Each line that follows is to be retyped exactly.

RECORDS SUPPLIED start

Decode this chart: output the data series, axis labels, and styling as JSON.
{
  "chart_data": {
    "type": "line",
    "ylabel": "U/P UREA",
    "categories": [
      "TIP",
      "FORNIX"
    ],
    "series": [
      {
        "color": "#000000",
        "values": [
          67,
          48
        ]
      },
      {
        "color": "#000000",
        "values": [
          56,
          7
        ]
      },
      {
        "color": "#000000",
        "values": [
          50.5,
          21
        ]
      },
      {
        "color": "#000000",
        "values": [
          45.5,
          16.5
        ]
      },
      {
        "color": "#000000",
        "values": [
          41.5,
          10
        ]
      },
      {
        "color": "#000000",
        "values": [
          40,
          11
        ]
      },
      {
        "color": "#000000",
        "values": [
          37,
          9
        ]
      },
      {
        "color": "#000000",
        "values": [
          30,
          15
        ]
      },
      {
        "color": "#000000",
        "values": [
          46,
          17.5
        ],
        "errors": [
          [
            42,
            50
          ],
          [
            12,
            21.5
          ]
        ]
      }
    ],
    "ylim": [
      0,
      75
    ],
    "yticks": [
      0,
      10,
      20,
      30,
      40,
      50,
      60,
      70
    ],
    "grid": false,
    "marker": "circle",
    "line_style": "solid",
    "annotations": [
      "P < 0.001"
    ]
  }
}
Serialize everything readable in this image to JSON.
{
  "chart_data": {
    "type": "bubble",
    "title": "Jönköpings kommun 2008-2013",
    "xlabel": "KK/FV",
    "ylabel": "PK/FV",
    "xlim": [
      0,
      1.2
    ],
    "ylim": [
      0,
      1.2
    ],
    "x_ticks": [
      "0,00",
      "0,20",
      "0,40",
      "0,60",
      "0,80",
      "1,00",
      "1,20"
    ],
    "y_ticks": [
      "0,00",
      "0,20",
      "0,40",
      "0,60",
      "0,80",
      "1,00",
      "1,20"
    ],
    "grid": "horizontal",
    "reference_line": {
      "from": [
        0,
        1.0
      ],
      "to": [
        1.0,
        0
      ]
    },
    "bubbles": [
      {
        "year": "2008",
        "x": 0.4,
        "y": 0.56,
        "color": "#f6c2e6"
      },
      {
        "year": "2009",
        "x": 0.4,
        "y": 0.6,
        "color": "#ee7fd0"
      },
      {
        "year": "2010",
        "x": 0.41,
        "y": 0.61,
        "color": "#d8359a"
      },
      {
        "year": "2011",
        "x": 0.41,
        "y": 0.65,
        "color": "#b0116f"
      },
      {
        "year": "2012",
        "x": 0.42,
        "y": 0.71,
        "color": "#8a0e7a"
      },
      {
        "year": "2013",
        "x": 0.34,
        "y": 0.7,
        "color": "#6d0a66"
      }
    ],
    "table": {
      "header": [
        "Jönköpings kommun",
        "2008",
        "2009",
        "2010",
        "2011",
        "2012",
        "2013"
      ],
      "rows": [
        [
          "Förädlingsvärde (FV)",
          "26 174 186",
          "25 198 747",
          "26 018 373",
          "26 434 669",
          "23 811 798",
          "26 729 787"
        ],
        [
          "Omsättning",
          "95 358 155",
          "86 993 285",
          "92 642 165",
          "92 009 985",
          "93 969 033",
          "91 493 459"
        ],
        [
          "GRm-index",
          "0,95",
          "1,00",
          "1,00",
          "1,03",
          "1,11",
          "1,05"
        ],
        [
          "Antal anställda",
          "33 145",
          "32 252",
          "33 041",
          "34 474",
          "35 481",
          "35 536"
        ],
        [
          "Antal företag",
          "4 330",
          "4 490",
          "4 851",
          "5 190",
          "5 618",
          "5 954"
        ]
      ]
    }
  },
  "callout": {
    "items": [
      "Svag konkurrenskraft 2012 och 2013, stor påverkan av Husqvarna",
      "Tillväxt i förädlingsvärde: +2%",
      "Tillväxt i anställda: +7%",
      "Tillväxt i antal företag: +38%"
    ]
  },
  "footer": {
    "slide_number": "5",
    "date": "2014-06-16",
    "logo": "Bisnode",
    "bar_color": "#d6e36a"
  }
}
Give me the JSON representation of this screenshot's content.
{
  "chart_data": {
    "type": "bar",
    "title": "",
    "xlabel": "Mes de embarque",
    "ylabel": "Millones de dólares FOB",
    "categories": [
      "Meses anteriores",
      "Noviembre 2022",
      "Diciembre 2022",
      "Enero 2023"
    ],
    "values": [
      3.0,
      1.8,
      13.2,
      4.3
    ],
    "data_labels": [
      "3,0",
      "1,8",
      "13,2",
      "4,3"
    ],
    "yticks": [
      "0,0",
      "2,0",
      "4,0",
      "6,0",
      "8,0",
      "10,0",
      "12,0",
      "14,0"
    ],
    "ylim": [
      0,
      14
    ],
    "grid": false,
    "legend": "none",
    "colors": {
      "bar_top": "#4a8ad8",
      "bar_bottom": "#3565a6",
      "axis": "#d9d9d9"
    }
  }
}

RECORDS SUPPLIED end

▸ **COMPLETED TASK**:
Decode this chart: output the data series, axis labels, and styling as JSON.
{
  "chart_data": {
    "type": "line",
    "ylabel": "U/P UREA",
    "categories": [
      "TIP",
      "FORNIX"
    ],
    "series": [
      {
        "color": "#000000",
        "values": [
          67,
          48
        ]
      },
      {
        "color": "#000000",
        "values": [
          56,
          7
        ]
      },
      {
        "color": "#000000",
        "values": [
          50.5,
          21
        ]
      },
      {
        "color": "#000000",
        "values": [
          45.5,
          16.5
        ]
      },
      {
        "color": "#000000",
        "values": [
          41.5,
          10
        ]
      },
      {
        "color": "#000000",
        "values": [
          40,
          11
        ]
      },
      {
        "color": "#000000",
        "values": [
          37,
          9
        ]
      },
      {
        "color": "#000000",
        "values": [
          30,
          15
        ]
      },
      {
        "color": "#000000",
        "values": [
          46,
          17.5
        ],
        "errors": [
          [
            42,
            50
          ],
          [
            12,
            21.5
          ]
        ]
      }
    ],
    "ylim": [
      0,
      75
    ],
    "yticks": [
      0,
      10,
      20,
      30,
      40,
      50,
      60,
      70
    ],
    "grid": false,
    "marker": "circle",
    "line_style": "solid",
    "annotations": [
      "P < 0.001"
    ]
  }
}
Serialize everything readable in this image to JSON.
{
  "chart_data": {
    "type": "bubble",
    "title": "Jönköpings kommun 2008-2013",
    "xlabel": "KK/FV",
    "ylabel": "PK/FV",
    "xlim": [
      0,
      1.2
    ],
    "ylim": [
      0,
      1.2
    ],
    "x_ticks": [
      "0,00",
      "0,20",
      "0,40",
      "0,60",
      "0,80",
      "1,00",
      "1,20"
    ],
    "y_ticks": [
      "0,00",
      "0,20",
      "0,40",
      "0,60",
      "0,80",
      "1,00",
      "1,20"
    ],
    "grid": "horizontal",
    "reference_line": {
      "from": [
        0,
        1.0
      ],
      "to": [
        1.0,
        0
      ]
    },
    "bubbles": [
      {
        "year": "2008",
        "x": 0.4,
        "y": 0.56,
        "color": "#f6c2e6"
      },
      {
        "year": "2009",
        "x": 0.4,
        "y": 0.6,
        "color": "#ee7fd0"
      },
      {
        "year": "2010",
        "x": 0.41,
        "y": 0.61,
        "color": "#d8359a"
      },
      {
        "year": "2011",
        "x": 0.41,
        "y": 0.65,
        "color": "#b0116f"
      },
      {
        "year": "2012",
        "x": 0.42,
        "y": 0.71,
        "color": "#8a0e7a"
      },
      {
        "year": "2013",
        "x": 0.34,
        "y": 0.7,
        "color": "#6d0a66"
      }
    ],
    "table": {
      "header": [
        "Jönköpings kommun",
        "2008",
        "2009",
        "2010",
        "2011",
        "2012",
        "2013"
      ],
      "rows": [
        [
          "Förädlingsvärde (FV)",
          "26 174 186",
          "25 198 747",
          "26 018 373",
          "26 434 669",
          "23 811 798",
          "26 729 787"
        ],
        [
          "Omsättning",
          "95 358 155",
          "86 993 285",
          "92 642 165",
          "92 009 985",
          "93 969 033",
          "91 493 459"
        ],
        [
          "GRm-index",
          "0,95",
          "1,00",
          "1,00",
          "1,03",
          "1,11",
          "1,05"
        ],
        [
          "Antal anställda",
          "33 145",
          "32 252",
          "33 041",
          "34 474",
          "35 481",
          "35 536"
        ],
        [
          "Antal företag",
          "4 330",
          "4 490",
          "4 851",
          "5 190",
          "5 618",
          "5 954"
        ]
      ]
    }
  },
  "callout": {
    "items": [
      "Svag konkurrenskraft 2012 och 2013, stor påverkan av Husqvarna",
      "Tillväxt i förädlingsvärde: +2%",
      "Tillväxt i anställda: +7%",
      "Tillväxt i antal företag: +38%"
    ]
  },
  "footer": {
    "slide_number": "5",
    "date": "2014-06-16",
    "logo": "Bisnode",
    "bar_color": "#d6e36a"
  }
}
Give me the JSON representation of this screenshot's content.
{
  "chart_data": {
    "type": "bar",
    "title": "",
    "xlabel": "Mes de embarque",
    "ylabel": "Millones de dólares FOB",
    "categories": [
      "Meses anteriores",
      "Noviembre 2022",
      "Diciembre 2022",
      "Enero 2023"
    ],
    "values": [
      3.0,
      1.8,
      13.2,
      4.3
    ],
    "data_labels": [
      "3,0",
      "1,8",
      "13,2",
      "4,3"
    ],
    "yticks": [
      "0,0",
      "2,0",
      "4,0",
      "6,0",
      "8,0",
      "10,0",
      "12,0",
      "14,0"
    ],
    "ylim": [
      0,
      14
    ],
    "grid": false,
    "legend": "none",
    "colors": {
      "bar_top": "#4a8ad8",
      "bar_bottom": "#3565a6",
      "axis": "#d9d9d9"
    }
  }
}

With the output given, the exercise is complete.